* start Material for the task *

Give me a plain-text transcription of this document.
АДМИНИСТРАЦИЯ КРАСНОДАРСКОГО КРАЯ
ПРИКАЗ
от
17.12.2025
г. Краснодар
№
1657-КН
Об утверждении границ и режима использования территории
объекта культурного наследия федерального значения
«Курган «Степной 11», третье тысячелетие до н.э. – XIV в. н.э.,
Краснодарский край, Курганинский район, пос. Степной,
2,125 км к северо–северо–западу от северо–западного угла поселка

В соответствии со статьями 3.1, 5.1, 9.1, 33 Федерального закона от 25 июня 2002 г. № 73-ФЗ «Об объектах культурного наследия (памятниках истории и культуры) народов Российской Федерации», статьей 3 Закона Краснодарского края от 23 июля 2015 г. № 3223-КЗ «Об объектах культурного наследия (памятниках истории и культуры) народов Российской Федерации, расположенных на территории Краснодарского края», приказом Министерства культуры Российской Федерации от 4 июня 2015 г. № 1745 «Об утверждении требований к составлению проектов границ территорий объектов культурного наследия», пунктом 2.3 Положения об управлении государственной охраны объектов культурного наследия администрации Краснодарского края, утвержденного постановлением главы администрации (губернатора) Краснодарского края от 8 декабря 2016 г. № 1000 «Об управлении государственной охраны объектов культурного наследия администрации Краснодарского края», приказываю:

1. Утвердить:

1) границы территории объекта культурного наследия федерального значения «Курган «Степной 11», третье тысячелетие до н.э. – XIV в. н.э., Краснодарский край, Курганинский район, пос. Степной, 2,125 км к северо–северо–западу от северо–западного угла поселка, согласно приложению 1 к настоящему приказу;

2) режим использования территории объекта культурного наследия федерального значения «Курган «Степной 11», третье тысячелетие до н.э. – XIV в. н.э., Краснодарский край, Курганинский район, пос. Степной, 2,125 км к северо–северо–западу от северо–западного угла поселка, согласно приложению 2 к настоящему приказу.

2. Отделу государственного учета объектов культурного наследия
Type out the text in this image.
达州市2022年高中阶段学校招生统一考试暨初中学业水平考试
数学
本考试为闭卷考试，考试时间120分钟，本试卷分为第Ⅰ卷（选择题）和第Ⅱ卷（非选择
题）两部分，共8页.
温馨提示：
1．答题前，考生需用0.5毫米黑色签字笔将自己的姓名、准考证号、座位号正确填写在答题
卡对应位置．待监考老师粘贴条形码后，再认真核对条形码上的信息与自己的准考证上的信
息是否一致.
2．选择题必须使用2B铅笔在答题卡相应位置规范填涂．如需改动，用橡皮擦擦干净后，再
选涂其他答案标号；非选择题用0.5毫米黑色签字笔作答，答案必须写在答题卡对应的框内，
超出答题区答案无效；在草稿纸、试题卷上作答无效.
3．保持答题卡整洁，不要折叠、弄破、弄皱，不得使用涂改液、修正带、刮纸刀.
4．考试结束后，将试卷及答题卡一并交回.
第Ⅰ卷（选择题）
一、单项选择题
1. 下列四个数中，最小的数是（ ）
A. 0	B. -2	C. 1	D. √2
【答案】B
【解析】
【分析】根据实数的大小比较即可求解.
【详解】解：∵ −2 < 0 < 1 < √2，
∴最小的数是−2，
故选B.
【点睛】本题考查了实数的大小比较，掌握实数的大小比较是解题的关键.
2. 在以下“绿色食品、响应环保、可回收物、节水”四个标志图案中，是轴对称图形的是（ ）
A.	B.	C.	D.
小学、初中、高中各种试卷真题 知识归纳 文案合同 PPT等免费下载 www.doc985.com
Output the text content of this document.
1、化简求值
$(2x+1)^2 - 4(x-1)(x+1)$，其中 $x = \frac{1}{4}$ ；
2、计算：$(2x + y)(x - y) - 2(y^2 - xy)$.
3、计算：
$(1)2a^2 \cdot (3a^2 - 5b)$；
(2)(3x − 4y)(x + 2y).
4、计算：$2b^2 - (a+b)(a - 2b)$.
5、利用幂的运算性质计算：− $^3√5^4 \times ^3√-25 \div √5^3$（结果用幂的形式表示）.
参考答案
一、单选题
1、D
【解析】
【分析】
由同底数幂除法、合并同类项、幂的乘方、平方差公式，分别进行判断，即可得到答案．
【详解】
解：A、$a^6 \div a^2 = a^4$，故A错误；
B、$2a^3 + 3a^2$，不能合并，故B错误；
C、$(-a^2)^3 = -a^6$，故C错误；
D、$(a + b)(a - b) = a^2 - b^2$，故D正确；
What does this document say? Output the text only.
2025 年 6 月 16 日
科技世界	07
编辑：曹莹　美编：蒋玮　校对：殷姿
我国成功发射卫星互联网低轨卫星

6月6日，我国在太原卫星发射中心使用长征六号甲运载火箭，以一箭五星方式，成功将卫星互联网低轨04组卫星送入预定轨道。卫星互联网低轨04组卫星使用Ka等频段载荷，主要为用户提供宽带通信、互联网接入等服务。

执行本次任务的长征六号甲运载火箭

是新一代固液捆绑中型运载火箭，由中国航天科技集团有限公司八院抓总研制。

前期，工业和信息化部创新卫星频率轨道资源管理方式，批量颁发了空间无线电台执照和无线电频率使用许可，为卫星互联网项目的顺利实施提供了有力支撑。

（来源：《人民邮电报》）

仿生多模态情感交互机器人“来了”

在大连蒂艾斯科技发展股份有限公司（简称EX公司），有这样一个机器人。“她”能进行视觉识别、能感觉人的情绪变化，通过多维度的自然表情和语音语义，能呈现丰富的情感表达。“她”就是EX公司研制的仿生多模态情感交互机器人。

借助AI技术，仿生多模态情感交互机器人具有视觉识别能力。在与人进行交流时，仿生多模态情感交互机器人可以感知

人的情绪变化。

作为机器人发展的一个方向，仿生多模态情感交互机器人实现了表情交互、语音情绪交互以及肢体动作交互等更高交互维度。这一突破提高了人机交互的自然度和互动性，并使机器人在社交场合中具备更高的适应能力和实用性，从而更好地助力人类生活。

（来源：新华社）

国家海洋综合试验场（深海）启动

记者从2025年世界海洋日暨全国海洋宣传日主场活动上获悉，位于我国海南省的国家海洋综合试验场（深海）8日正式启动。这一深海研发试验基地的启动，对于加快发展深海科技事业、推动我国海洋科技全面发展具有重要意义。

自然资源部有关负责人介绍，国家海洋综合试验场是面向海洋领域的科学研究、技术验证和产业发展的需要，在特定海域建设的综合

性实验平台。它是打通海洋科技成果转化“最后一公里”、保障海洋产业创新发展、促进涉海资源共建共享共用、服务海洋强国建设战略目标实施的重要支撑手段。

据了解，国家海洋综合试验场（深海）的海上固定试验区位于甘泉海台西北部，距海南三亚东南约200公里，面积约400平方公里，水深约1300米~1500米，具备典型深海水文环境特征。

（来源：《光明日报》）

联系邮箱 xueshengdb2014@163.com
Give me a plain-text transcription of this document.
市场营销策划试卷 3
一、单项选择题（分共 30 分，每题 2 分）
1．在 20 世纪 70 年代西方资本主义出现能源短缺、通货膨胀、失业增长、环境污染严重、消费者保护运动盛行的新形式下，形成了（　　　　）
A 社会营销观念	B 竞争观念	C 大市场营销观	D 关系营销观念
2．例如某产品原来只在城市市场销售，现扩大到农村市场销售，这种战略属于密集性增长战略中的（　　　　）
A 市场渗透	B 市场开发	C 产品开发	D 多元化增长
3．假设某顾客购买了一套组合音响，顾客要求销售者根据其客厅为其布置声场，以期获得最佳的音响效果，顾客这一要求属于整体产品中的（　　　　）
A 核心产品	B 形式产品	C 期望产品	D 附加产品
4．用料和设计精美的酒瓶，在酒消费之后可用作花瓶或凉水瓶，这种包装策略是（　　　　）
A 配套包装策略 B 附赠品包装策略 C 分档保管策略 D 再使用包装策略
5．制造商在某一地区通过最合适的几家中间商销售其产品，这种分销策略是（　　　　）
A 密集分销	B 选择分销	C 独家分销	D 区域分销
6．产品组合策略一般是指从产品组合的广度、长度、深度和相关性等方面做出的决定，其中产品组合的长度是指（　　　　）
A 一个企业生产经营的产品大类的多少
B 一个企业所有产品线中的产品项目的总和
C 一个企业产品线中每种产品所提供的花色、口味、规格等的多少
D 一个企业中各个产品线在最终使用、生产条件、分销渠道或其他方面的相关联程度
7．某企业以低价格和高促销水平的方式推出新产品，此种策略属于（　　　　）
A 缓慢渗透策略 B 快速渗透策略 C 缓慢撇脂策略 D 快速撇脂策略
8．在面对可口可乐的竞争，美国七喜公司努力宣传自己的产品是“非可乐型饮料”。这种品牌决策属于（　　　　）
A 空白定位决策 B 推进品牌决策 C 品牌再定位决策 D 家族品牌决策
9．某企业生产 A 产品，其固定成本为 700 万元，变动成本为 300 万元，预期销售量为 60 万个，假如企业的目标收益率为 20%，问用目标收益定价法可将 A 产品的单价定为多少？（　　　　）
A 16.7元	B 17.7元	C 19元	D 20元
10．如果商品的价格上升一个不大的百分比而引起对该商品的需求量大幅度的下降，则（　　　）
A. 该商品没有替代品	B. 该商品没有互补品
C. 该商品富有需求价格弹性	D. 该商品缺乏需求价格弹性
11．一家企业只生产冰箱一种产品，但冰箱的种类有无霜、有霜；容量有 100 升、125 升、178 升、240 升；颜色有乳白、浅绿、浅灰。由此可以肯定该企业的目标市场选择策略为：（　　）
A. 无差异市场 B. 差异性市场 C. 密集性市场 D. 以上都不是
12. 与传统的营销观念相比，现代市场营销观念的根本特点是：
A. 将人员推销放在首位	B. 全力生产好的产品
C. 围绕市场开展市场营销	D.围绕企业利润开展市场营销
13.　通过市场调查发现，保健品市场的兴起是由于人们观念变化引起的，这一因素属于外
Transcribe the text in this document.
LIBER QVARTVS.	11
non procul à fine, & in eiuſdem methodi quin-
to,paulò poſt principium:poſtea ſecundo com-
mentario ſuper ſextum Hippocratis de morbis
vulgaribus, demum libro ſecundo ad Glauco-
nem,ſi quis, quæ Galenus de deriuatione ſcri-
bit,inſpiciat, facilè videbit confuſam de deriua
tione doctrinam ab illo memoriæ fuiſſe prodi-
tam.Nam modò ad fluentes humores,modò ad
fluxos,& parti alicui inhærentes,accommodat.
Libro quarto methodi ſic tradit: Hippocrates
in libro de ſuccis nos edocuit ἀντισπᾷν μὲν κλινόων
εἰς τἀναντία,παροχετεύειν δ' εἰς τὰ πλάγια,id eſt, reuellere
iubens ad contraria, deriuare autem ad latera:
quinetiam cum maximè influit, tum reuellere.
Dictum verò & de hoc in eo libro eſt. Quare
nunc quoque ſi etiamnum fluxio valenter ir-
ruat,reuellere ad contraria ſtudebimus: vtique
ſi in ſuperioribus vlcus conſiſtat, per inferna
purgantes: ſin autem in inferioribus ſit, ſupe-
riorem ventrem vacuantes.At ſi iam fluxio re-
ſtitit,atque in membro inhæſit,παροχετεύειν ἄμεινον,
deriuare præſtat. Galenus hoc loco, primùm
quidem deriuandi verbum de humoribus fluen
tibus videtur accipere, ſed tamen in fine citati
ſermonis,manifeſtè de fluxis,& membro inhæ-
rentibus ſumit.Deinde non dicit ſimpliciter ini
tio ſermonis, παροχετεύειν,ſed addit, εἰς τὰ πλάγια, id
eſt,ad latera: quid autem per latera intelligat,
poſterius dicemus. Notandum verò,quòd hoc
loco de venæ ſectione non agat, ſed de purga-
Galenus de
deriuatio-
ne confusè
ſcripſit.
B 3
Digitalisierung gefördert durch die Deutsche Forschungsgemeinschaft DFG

* end Material for the task *

• Given task
Quote verbatim the line containing "Transcribe the text in this document." and every line after it through the end of the records above.

• The solution
Transcribe the text in this document.
LIBER QVARTVS.	11
non procul à fine, & in eiuſdem methodi quin-
to,paulò poſt principium:poſtea ſecundo com-
mentario ſuper ſextum Hippocratis de morbis
vulgaribus, demum libro ſecundo ad Glauco-
nem,ſi quis, quæ Galenus de deriuatione ſcri-
bit,inſpiciat, facilè videbit confuſam de deriua
tione doctrinam ab illo memoriæ fuiſſe prodi-
tam.Nam modò ad fluentes humores,modò ad
fluxos,& parti alicui inhærentes,accommodat.
Libro quarto methodi ſic tradit: Hippocrates
in libro de ſuccis nos edocuit ἀντισπᾷν μὲν κλινόων
εἰς τἀναντία,παροχετεύειν δ' εἰς τὰ πλάγια,id eſt, reuellere
iubens ad contraria, deriuare autem ad latera:
quinetiam cum maximè influit, tum reuellere.
Dictum verò & de hoc in eo libro eſt. Quare
nunc quoque ſi etiamnum fluxio valenter ir-
ruat,reuellere ad contraria ſtudebimus: vtique
ſi in ſuperioribus vlcus conſiſtat, per inferna
purgantes: ſin autem in inferioribus ſit, ſupe-
riorem ventrem vacuantes.At ſi iam fluxio re-
ſtitit,atque in membro inhæſit,παροχετεύειν ἄμεινον,
deriuare præſtat. Galenus hoc loco, primùm
quidem deriuandi verbum de humoribus fluen
tibus videtur accipere, ſed tamen in fine citati
ſermonis,manifeſtè de fluxis,& membro inhæ-
rentibus ſumit.Deinde non dicit ſimpliciter ini
tio ſermonis, παροχετεύειν,ſed addit, εἰς τὰ πλάγια, id
eſt,ad latera: quid autem per latera intelligat,
poſterius dicemus. Notandum verò,quòd hoc
loco de venæ ſectione non agat, ſed de purga-
Galenus de
deriuatio-
ne confusè
ſcripſit.
B 3
Digitalisierung gefördert durch die Deutsche Forschungsgemeinschaft DFG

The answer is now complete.